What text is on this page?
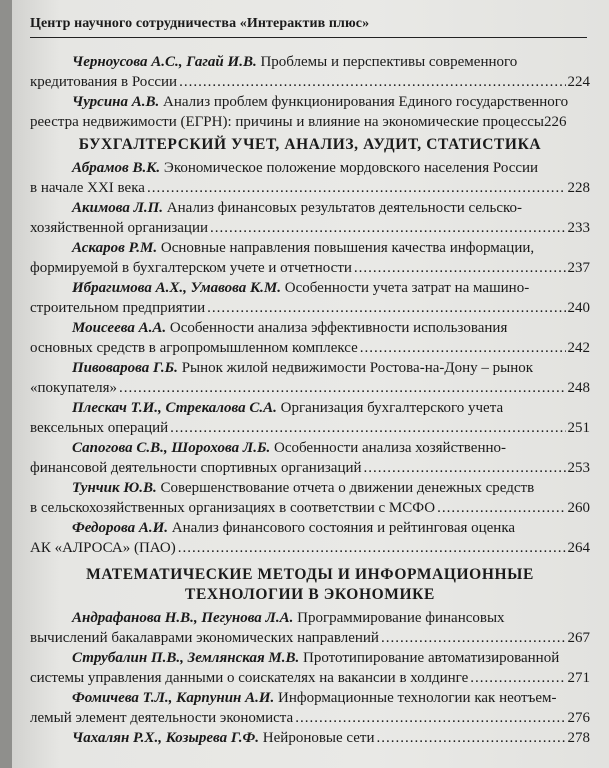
Центр научного сотрудничества «Интерактив плюс»
Черноусова А.С., Гагай И.В. Проблемы и перспективы современного
кредитования в России .....	224
Чурсина А.В. Анализ проблем функционирования Единого государственного
реестра недвижимости (ЕГРН): причины и влияние на экономические процессы 226
БУХГАЛТЕРСКИЙ УЧЕТ, АНАЛИЗ, АУДИТ, СТАТИСТИКА
Абрамов В.К. Экономическое положение мордовского населения России
в начале XXI века .....	228
Акимова Л.П. Анализ финансовых результатов деятельности сельско-
хозяйственной организации .....	233
Аскаров Р.М. Основные направления повышения качества информации,
формируемой в бухгалтерском учете и отчетности .....	237
Ибрагимова А.Х., Умавова К.М. Особенности учета затрат на машино-
строительном предприятии .....	240
Моисеева А.А. Особенности анализа эффективности использования
основных средств в агропромышленном комплексе .....	242
Пивоварова Г.Б. Рынок жилой недвижимости Ростова-на-Дону – рынок
«покупателя» .....	248
Плескач Т.И., Стрекалова С.А. Организация бухгалтерского учета
вексельных операций .....	251
Сапогова С.В., Шорохова Л.Б. Особенности анализа хозяйственно-
финансовой деятельности спортивных организаций .....	253
Тунчик Ю.В. Совершенствование отчета о движении денежных средств
в сельскохозяйственных организациях в соответствии с МСФО .....	260
Федорова А.И. Анализ финансового состояния и рейтинговая оценка
АК «АЛРОСА» (ПАО) .....	264
МАТЕМАТИЧЕСКИЕ МЕТОДЫ И ИНФОРМАЦИОННЫЕ
ТЕХНОЛОГИИ В ЭКОНОМИКЕ
Андрафанова Н.В., Пегунова Л.А. Программирование финансовых
вычислений бакалаврами экономических направлений .....	267
Струбалин П.В., Землянская М.В. Прототипирование автоматизированной
системы управления данными о соискателях на вакансии в холдинге .....	271
Фомичева Т.Л., Карпунин А.И. Информационные технологии как неотъем-
лемый элемент деятельности экономиста .....	276
Чахалян Р.Х., Козырева Г.Ф. Нейроновые сети .....	278
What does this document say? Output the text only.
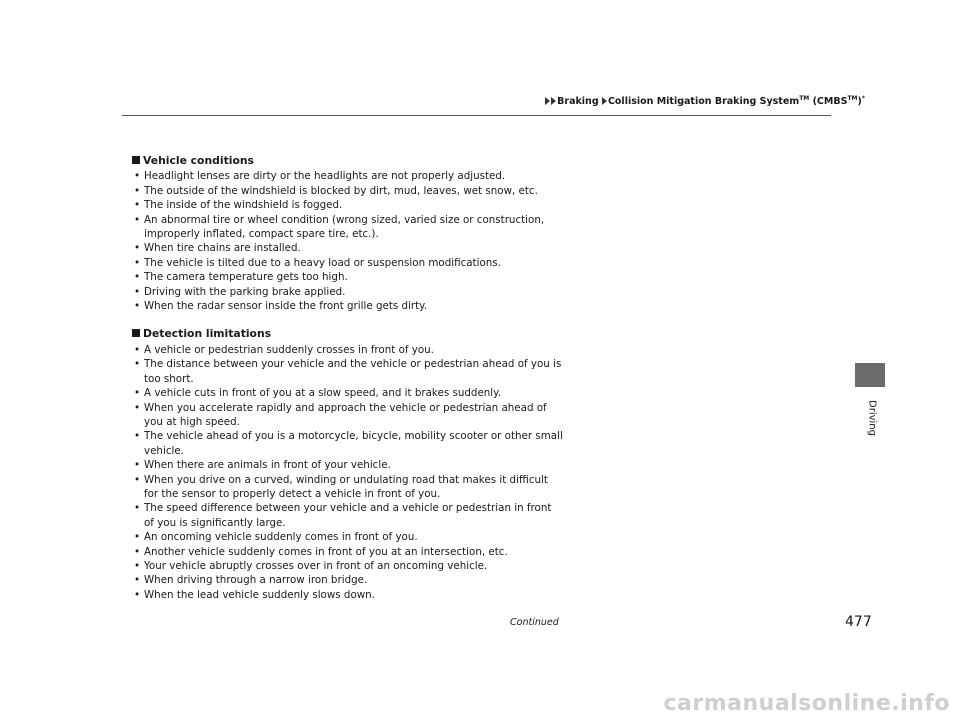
Braking Collision Mitigation Braking System™ (CMBS™)*
Vehicle conditions
• Headlight lenses are dirty or the headlights are not properly adjusted.
• The outside of the windshield is blocked by dirt, mud, leaves, wet snow, etc.
• The inside of the windshield is fogged.
• An abnormal tire or wheel condition (wrong sized, varied size or construction, improperly inflated, compact spare tire, etc.).
• When tire chains are installed.
• The vehicle is tilted due to a heavy load or suspension modifications.
• The camera temperature gets too high.
• Driving with the parking brake applied.
• When the radar sensor inside the front grille gets dirty.
Detection limitations
• A vehicle or pedestrian suddenly crosses in front of you.
• The distance between your vehicle and the vehicle or pedestrian ahead of you is too short.
• A vehicle cuts in front of you at a slow speed, and it brakes suddenly.
• When you accelerate rapidly and approach the vehicle or pedestrian ahead of you at high speed.
• The vehicle ahead of you is a motorcycle, bicycle, mobility scooter or other small vehicle.
• When there are animals in front of your vehicle.
• When you drive on a curved, winding or undulating road that makes it difficult for the sensor to properly detect a vehicle in front of you.
• The speed difference between your vehicle and a vehicle or pedestrian in front of you is significantly large.
• An oncoming vehicle suddenly comes in front of you.
• Another vehicle suddenly comes in front of you at an intersection, etc.
• Your vehicle abruptly crosses over in front of an oncoming vehicle.
• When driving through a narrow iron bridge.
• When the lead vehicle suddenly slows down.
Driving
Continued	477
carmanualsonline.info
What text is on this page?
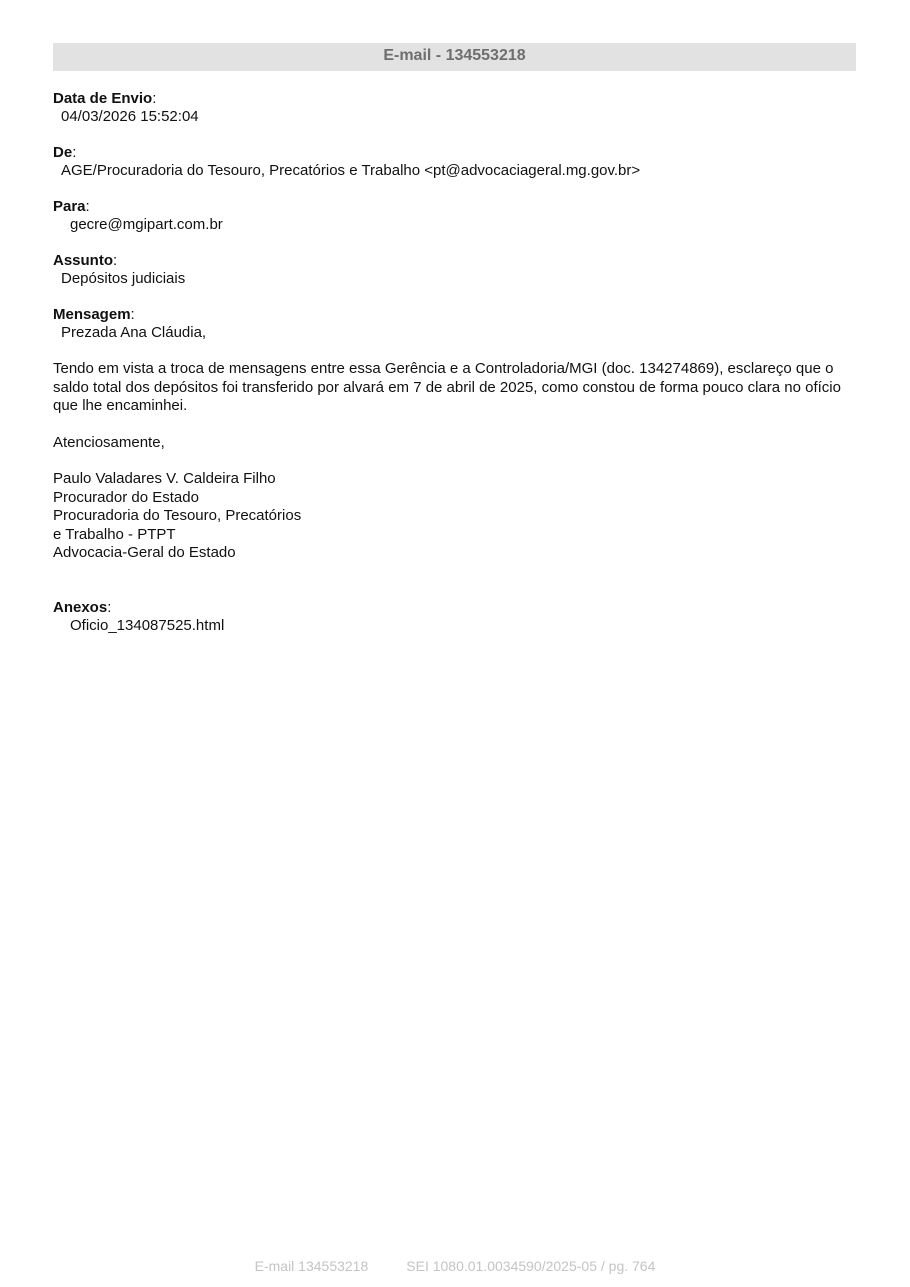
E-mail - 134553218
Data de Envio:
04/03/2026 15:52:04
De:
AGE/Procuradoria do Tesouro, Precatórios e Trabalho <pt@advocaciageral.mg.gov.br>
Para:
gecre@mgipart.com.br
Assunto:
Depósitos judiciais
Mensagem:
Prezada Ana Cláudia,

Tendo em vista a troca de mensagens entre essa Gerência e a Controladoria/MGI (doc. 134274869), esclareço que o saldo total dos depósitos foi transferido por alvará em 7 de abril de 2025, como constou de forma pouco clara no ofício que lhe encaminhei.

Atenciosamente,
Paulo Valadares V. Caldeira Filho
Procurador do Estado
Procuradoria do Tesouro, Precatórios
e Trabalho - PTPT
Advocacia-Geral do Estado
Anexos:
Oficio_134087525.html
E-mail 134553218	SEI 1080.01.0034590/2025-05 / pg. 764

###

** EXERCISE OBJECTIVE **
Collect each line of the entries that has the word "high", copying it in full.

** ANSWER TO THE TASK **
• The camera temperature gets too high.
• When you accelerate rapidly and approach the vehicle or pedestrian ahead of you at high speed.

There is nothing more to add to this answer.